- EXERCISE TASK
Copy out every record precisely.

==*==

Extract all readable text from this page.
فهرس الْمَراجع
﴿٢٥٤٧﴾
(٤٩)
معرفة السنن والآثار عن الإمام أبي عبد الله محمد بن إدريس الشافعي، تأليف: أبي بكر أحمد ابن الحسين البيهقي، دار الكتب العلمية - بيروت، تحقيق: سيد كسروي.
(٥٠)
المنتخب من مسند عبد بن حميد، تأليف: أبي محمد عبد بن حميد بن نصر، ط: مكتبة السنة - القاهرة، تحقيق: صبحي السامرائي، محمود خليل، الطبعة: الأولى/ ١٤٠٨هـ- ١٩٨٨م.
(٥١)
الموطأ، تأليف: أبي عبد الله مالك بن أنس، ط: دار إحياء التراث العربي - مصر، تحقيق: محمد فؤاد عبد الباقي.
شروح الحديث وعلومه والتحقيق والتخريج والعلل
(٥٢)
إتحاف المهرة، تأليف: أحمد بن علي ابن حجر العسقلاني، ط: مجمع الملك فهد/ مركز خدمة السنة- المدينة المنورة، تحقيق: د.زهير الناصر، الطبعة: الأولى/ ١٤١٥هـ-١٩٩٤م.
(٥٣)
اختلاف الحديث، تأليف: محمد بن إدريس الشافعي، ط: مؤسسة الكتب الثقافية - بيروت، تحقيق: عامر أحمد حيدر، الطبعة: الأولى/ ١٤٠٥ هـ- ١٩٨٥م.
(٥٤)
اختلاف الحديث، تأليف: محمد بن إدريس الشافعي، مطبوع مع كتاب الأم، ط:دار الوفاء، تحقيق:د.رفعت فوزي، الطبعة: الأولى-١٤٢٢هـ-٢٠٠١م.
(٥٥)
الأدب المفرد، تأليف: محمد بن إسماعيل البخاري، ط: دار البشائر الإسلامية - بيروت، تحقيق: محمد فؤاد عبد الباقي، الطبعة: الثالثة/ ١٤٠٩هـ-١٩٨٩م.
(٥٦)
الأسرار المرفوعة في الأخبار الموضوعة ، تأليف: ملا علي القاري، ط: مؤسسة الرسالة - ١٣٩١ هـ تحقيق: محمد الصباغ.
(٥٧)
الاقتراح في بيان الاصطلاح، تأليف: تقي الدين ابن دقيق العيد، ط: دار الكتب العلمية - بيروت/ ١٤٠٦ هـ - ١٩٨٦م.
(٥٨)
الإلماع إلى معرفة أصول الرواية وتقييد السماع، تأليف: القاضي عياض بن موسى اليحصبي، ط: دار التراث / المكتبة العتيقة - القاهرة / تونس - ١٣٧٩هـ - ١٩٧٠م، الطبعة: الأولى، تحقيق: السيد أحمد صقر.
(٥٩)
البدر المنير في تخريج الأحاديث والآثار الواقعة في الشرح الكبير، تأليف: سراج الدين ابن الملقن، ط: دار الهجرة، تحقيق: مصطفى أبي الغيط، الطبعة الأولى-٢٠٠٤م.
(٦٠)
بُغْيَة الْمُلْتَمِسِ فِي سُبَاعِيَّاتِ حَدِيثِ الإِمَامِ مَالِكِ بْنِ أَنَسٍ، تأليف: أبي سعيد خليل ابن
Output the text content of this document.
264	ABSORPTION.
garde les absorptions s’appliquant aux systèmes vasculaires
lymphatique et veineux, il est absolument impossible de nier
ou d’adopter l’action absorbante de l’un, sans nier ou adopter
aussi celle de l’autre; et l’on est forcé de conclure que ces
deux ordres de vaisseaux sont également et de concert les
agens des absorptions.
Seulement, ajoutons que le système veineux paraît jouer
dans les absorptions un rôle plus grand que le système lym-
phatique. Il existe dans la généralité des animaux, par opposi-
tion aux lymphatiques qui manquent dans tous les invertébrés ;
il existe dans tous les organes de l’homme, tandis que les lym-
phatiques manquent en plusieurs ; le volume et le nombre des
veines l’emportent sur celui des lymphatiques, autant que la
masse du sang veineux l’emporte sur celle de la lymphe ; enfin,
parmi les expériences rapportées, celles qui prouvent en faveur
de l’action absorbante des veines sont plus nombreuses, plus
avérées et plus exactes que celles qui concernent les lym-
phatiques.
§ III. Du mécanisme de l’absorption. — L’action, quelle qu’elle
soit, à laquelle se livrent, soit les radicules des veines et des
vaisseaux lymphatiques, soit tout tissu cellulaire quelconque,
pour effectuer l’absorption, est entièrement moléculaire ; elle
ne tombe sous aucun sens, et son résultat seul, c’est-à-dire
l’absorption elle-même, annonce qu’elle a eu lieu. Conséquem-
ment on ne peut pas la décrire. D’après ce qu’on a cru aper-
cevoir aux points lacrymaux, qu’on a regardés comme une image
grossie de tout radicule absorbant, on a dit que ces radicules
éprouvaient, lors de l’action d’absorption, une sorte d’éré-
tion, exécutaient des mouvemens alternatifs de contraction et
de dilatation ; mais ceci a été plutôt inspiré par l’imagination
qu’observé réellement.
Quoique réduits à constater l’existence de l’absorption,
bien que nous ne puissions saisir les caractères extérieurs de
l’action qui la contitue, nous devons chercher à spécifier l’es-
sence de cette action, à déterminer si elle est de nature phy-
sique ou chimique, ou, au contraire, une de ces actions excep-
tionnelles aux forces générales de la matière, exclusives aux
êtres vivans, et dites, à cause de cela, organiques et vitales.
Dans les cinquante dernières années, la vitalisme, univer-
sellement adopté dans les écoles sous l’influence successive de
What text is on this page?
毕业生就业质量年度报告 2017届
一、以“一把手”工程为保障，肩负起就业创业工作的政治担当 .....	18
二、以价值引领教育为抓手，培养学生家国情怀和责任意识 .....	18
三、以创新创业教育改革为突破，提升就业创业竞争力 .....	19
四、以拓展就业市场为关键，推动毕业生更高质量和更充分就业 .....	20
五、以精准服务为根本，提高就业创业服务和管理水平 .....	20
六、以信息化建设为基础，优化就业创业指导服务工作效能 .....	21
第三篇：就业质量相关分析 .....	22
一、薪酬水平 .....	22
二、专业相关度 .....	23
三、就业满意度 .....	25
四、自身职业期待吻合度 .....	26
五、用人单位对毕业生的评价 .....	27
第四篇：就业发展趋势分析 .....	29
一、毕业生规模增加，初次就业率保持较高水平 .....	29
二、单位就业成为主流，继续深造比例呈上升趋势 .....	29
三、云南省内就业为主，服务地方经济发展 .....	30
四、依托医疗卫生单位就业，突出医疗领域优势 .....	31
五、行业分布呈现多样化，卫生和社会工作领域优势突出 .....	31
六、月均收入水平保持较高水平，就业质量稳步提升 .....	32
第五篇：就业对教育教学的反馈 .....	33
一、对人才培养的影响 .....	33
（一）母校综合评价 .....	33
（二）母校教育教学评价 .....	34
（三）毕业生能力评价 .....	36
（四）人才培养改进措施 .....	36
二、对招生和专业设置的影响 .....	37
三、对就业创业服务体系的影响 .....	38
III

==*==

- EXERCISE ANSWER
Extract all readable text from this page.
فهرس الْمَراجع
﴿٢٥٤٧﴾
(٤٩)
معرفة السنن والآثار عن الإمام أبي عبد الله محمد بن إدريس الشافعي، تأليف: أبي بكر أحمد ابن الحسين البيهقي، دار الكتب العلمية - بيروت، تحقيق: سيد كسروي.
(٥٠)
المنتخب من مسند عبد بن حميد، تأليف: أبي محمد عبد بن حميد بن نصر، ط: مكتبة السنة - القاهرة، تحقيق: صبحي السامرائي، محمود خليل، الطبعة: الأولى/ ١٤٠٨هـ- ١٩٨٨م.
(٥١)
الموطأ، تأليف: أبي عبد الله مالك بن أنس، ط: دار إحياء التراث العربي - مصر، تحقيق: محمد فؤاد عبد الباقي.
شروح الحديث وعلومه والتحقيق والتخريج والعلل
(٥٢)
إتحاف المهرة، تأليف: أحمد بن علي ابن حجر العسقلاني، ط: مجمع الملك فهد/ مركز خدمة السنة- المدينة المنورة، تحقيق: د.زهير الناصر، الطبعة: الأولى/ ١٤١٥هـ-١٩٩٤م.
(٥٣)
اختلاف الحديث، تأليف: محمد بن إدريس الشافعي، ط: مؤسسة الكتب الثقافية - بيروت، تحقيق: عامر أحمد حيدر، الطبعة: الأولى/ ١٤٠٥ هـ- ١٩٨٥م.
(٥٤)
اختلاف الحديث، تأليف: محمد بن إدريس الشافعي، مطبوع مع كتاب الأم، ط:دار الوفاء، تحقيق:د.رفعت فوزي، الطبعة: الأولى-١٤٢٢هـ-٢٠٠١م.
(٥٥)
الأدب المفرد، تأليف: محمد بن إسماعيل البخاري، ط: دار البشائر الإسلامية - بيروت، تحقيق: محمد فؤاد عبد الباقي، الطبعة: الثالثة/ ١٤٠٩هـ-١٩٨٩م.
(٥٦)
الأسرار المرفوعة في الأخبار الموضوعة ، تأليف: ملا علي القاري، ط: مؤسسة الرسالة - ١٣٩١ هـ تحقيق: محمد الصباغ.
(٥٧)
الاقتراح في بيان الاصطلاح، تأليف: تقي الدين ابن دقيق العيد، ط: دار الكتب العلمية - بيروت/ ١٤٠٦ هـ - ١٩٨٦م.
(٥٨)
الإلماع إلى معرفة أصول الرواية وتقييد السماع، تأليف: القاضي عياض بن موسى اليحصبي، ط: دار التراث / المكتبة العتيقة - القاهرة / تونس - ١٣٧٩هـ - ١٩٧٠م، الطبعة: الأولى، تحقيق: السيد أحمد صقر.
(٥٩)
البدر المنير في تخريج الأحاديث والآثار الواقعة في الشرح الكبير، تأليف: سراج الدين ابن الملقن، ط: دار الهجرة، تحقيق: مصطفى أبي الغيط، الطبعة الأولى-٢٠٠٤م.
(٦٠)
بُغْيَة الْمُلْتَمِسِ فِي سُبَاعِيَّاتِ حَدِيثِ الإِمَامِ مَالِكِ بْنِ أَنَسٍ، تأليف: أبي سعيد خليل ابن
Output the text content of this document.
264	ABSORPTION.
garde les absorptions s’appliquant aux systèmes vasculaires
lymphatique et veineux, il est absolument impossible de nier
ou d’adopter l’action absorbante de l’un, sans nier ou adopter
aussi celle de l’autre; et l’on est forcé de conclure que ces
deux ordres de vaisseaux sont également et de concert les
agens des absorptions.
Seulement, ajoutons que le système veineux paraît jouer
dans les absorptions un rôle plus grand que le système lym-
phatique. Il existe dans la généralité des animaux, par opposi-
tion aux lymphatiques qui manquent dans tous les invertébrés ;
il existe dans tous les organes de l’homme, tandis que les lym-
phatiques manquent en plusieurs ; le volume et le nombre des
veines l’emportent sur celui des lymphatiques, autant que la
masse du sang veineux l’emporte sur celle de la lymphe ; enfin,
parmi les expériences rapportées, celles qui prouvent en faveur
de l’action absorbante des veines sont plus nombreuses, plus
avérées et plus exactes que celles qui concernent les lym-
phatiques.
§ III. Du mécanisme de l’absorption. — L’action, quelle qu’elle
soit, à laquelle se livrent, soit les radicules des veines et des
vaisseaux lymphatiques, soit tout tissu cellulaire quelconque,
pour effectuer l’absorption, est entièrement moléculaire ; elle
ne tombe sous aucun sens, et son résultat seul, c’est-à-dire
l’absorption elle-même, annonce qu’elle a eu lieu. Conséquem-
ment on ne peut pas la décrire. D’après ce qu’on a cru aper-
cevoir aux points lacrymaux, qu’on a regardés comme une image
grossie de tout radicule absorbant, on a dit que ces radicules
éprouvaient, lors de l’action d’absorption, une sorte d’éré-
tion, exécutaient des mouvemens alternatifs de contraction et
de dilatation ; mais ceci a été plutôt inspiré par l’imagination
qu’observé réellement.
Quoique réduits à constater l’existence de l’absorption,
bien que nous ne puissions saisir les caractères extérieurs de
l’action qui la contitue, nous devons chercher à spécifier l’es-
sence de cette action, à déterminer si elle est de nature phy-
sique ou chimique, ou, au contraire, une de ces actions excep-
tionnelles aux forces générales de la matière, exclusives aux
êtres vivans, et dites, à cause de cela, organiques et vitales.
Dans les cinquante dernières années, la vitalisme, univer-
sellement adopté dans les écoles sous l’influence successive de
What text is on this page?
毕业生就业质量年度报告 2017届
一、以“一把手”工程为保障，肩负起就业创业工作的政治担当 .....	18
二、以价值引领教育为抓手，培养学生家国情怀和责任意识 .....	18
三、以创新创业教育改革为突破，提升就业创业竞争力 .....	19
四、以拓展就业市场为关键，推动毕业生更高质量和更充分就业 .....	20
五、以精准服务为根本，提高就业创业服务和管理水平 .....	20
六、以信息化建设为基础，优化就业创业指导服务工作效能 .....	21
第三篇：就业质量相关分析 .....	22
一、薪酬水平 .....	22
二、专业相关度 .....	23
三、就业满意度 .....	25
四、自身职业期待吻合度 .....	26
五、用人单位对毕业生的评价 .....	27
第四篇：就业发展趋势分析 .....	29
一、毕业生规模增加，初次就业率保持较高水平 .....	29
二、单位就业成为主流，继续深造比例呈上升趋势 .....	29
三、云南省内就业为主，服务地方经济发展 .....	30
四、依托医疗卫生单位就业，突出医疗领域优势 .....	31
五、行业分布呈现多样化，卫生和社会工作领域优势突出 .....	31
六、月均收入水平保持较高水平，就业质量稳步提升 .....	32
第五篇：就业对教育教学的反馈 .....	33
一、对人才培养的影响 .....	33
（一）母校综合评价 .....	33
（二）母校教育教学评价 .....	34
（三）毕业生能力评价 .....	36
（四）人才培养改进措施 .....	36
二、对招生和专业设置的影响 .....	37
三、对就业创业服务体系的影响 .....	38
III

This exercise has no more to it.